[Supplied entries]

○ ○ ○ ○

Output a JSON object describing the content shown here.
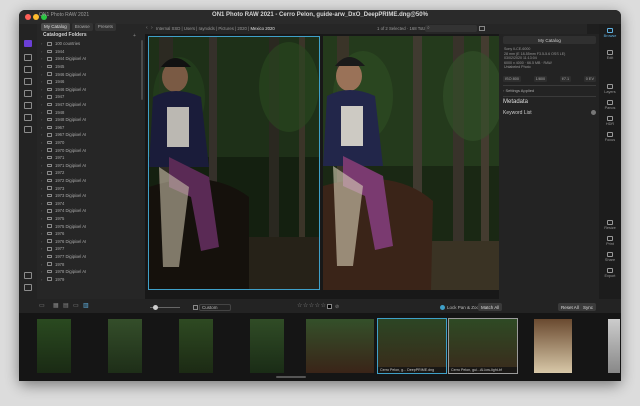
{
  "window": {
    "title": "ON1 Photo RAW 2021 - Cerro Pelon, guide-arw_DxO_DeepPRIME.dng@50%"
  },
  "app": {
    "name": "ON1 Photo RAW 2021"
  },
  "tabs": [
    {
      "label": "My Catalog",
      "active": true
    },
    {
      "label": "Browse",
      "active": false
    },
    {
      "label": "Presets",
      "active": false
    }
  ],
  "catalog": {
    "section_title": "Cataloged Folders",
    "folders": [
      "100 countries",
      "1944",
      "1944 Digipixel AI",
      "1945",
      "1946 Digipixel AI",
      "1946",
      "1946 Digipixel AI",
      "1947",
      "1947 Digipixel AI",
      "1948",
      "1948 Digipixel AI",
      "1967",
      "1967 Digipixel AI",
      "1970",
      "1970 Digipixel AI",
      "1971",
      "1971 Digipixel AI",
      "1972",
      "1972 Digipixel AI",
      "1973",
      "1973 Digipixel AI",
      "1974",
      "1974 Digipixel AI",
      "1975",
      "1975 Digipixel AI",
      "1976",
      "1976 Digipixel AI",
      "1977",
      "1977 Digipixel AI",
      "1978",
      "1978 Digipixel AI",
      "1979"
    ]
  },
  "breadcrumb": {
    "path": "Internal SSD | Users | raynolds | Pictures | 2020 |",
    "current": "Mexico 2020"
  },
  "selection": {
    "text": "1 of 2 Selected · 168 Total"
  },
  "info_panel": {
    "header": "My Catalog",
    "lines": [
      "Sony ILCE-6000",
      "28 mm (E 18-55mm F3.5-5.6 OSS LE)",
      "03/02/2020 11:13:04",
      "6000 x 4000 · 66.5 MB · RAW",
      "Unlabeled Photo"
    ],
    "exif": [
      "ISO 800",
      "1/800",
      "f/7.1",
      "0 EV"
    ],
    "settings_applied": "Settings Applied",
    "metadata_title": "Metadata",
    "keyword_list": "Keyword List"
  },
  "modules": [
    {
      "label": "Browse",
      "icon": "browse-icon",
      "active": true
    },
    {
      "label": "Edit",
      "icon": "edit-icon",
      "active": false
    },
    {
      "label": "Layers",
      "icon": "layers-icon",
      "active": false
    },
    {
      "label": "Panos",
      "icon": "panos-icon",
      "active": false
    },
    {
      "label": "HDR",
      "icon": "hdr-icon",
      "active": false
    },
    {
      "label": "Focus",
      "icon": "focus-icon",
      "active": false
    },
    {
      "label": "Resize",
      "icon": "resize-icon",
      "active": false
    },
    {
      "label": "Print",
      "icon": "print-icon",
      "active": false
    },
    {
      "label": "Share",
      "icon": "share-icon",
      "active": false
    },
    {
      "label": "Export",
      "icon": "export-icon",
      "active": false
    }
  ],
  "toolbar": {
    "custom_label": "Custom",
    "lock_label": "Lock Pan & Zoom",
    "match_label": "Match All",
    "reset_label": "Reset All",
    "sync_label": "Sync"
  },
  "filmstrip": {
    "thumbs": [
      {
        "caption": ""
      },
      {
        "caption": ""
      },
      {
        "caption": ""
      },
      {
        "caption": ""
      },
      {
        "caption": ""
      },
      {
        "caption": "Cerro Pelon, g... DeepPRIME.dng"
      },
      {
        "caption": "Cerro Pelon, gui...AI-low-light-bf"
      },
      {
        "caption": ""
      },
      {
        "caption": ""
      }
    ]
  },
  "colors": {
    "accent": "#3fa0c8",
    "active_module": "#5fb0e0",
    "app_icon": "#6b3fd6"
  }
}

○ ○ ○ ○

[Given task] Reproduce all entries without any change, and omit the pictures.

[Response to this task]
Output a JSON object describing the content shown here.
{
  "window": {
    "title": "ON1 Photo RAW 2021 - Cerro Pelon, guide-arw_DxO_DeepPRIME.dng@50%"
  },
  "app": {
    "name": "ON1 Photo RAW 2021"
  },
  "tabs": [
    {
      "label": "My Catalog",
      "active": true
    },
    {
      "label": "Browse",
      "active": false
    },
    {
      "label": "Presets",
      "active": false
    }
  ],
  "catalog": {
    "section_title": "Cataloged Folders",
    "folders": [
      "100 countries",
      "1944",
      "1944 Digipixel AI",
      "1945",
      "1946 Digipixel AI",
      "1946",
      "1946 Digipixel AI",
      "1947",
      "1947 Digipixel AI",
      "1948",
      "1948 Digipixel AI",
      "1967",
      "1967 Digipixel AI",
      "1970",
      "1970 Digipixel AI",
      "1971",
      "1971 Digipixel AI",
      "1972",
      "1972 Digipixel AI",
      "1973",
      "1973 Digipixel AI",
      "1974",
      "1974 Digipixel AI",
      "1975",
      "1975 Digipixel AI",
      "1976",
      "1976 Digipixel AI",
      "1977",
      "1977 Digipixel AI",
      "1978",
      "1978 Digipixel AI",
      "1979"
    ]
  },
  "breadcrumb": {
    "path": "Internal SSD | Users | raynolds | Pictures | 2020 |",
    "current": "Mexico 2020"
  },
  "selection": {
    "text": "1 of 2 Selected · 168 Total"
  },
  "info_panel": {
    "header": "My Catalog",
    "lines": [
      "Sony ILCE-6000",
      "28 mm (E 18-55mm F3.5-5.6 OSS LE)",
      "03/02/2020 11:13:04",
      "6000 x 4000 · 66.5 MB · RAW",
      "Unlabeled Photo"
    ],
    "exif": [
      "ISO 800",
      "1/800",
      "f/7.1",
      "0 EV"
    ],
    "settings_applied": "Settings Applied",
    "metadata_title": "Metadata",
    "keyword_list": "Keyword List"
  },
  "modules": [
    {
      "label": "Browse",
      "icon": "browse-icon",
      "active": true
    },
    {
      "label": "Edit",
      "icon": "edit-icon",
      "active": false
    },
    {
      "label": "Layers",
      "icon": "layers-icon",
      "active": false
    },
    {
      "label": "Panos",
      "icon": "panos-icon",
      "active": false
    },
    {
      "label": "HDR",
      "icon": "hdr-icon",
      "active": false
    },
    {
      "label": "Focus",
      "icon": "focus-icon",
      "active": false
    },
    {
      "label": "Resize",
      "icon": "resize-icon",
      "active": false
    },
    {
      "label": "Print",
      "icon": "print-icon",
      "active": false
    },
    {
      "label": "Share",
      "icon": "share-icon",
      "active": false
    },
    {
      "label": "Export",
      "icon": "export-icon",
      "active": false
    }
  ],
  "toolbar": {
    "custom_label": "Custom",
    "lock_label": "Lock Pan & Zoom",
    "match_label": "Match All",
    "reset_label": "Reset All",
    "sync_label": "Sync"
  },
  "filmstrip": {
    "thumbs": [
      {
        "caption": ""
      },
      {
        "caption": ""
      },
      {
        "caption": ""
      },
      {
        "caption": ""
      },
      {
        "caption": ""
      },
      {
        "caption": "Cerro Pelon, g... DeepPRIME.dng"
      },
      {
        "caption": "Cerro Pelon, gui...AI-low-light-bf"
      },
      {
        "caption": ""
      },
      {
        "caption": ""
      }
    ]
  },
  "colors": {
    "accent": "#3fa0c8",
    "active_module": "#5fb0e0",
    "app_icon": "#6b3fd6"
  }
}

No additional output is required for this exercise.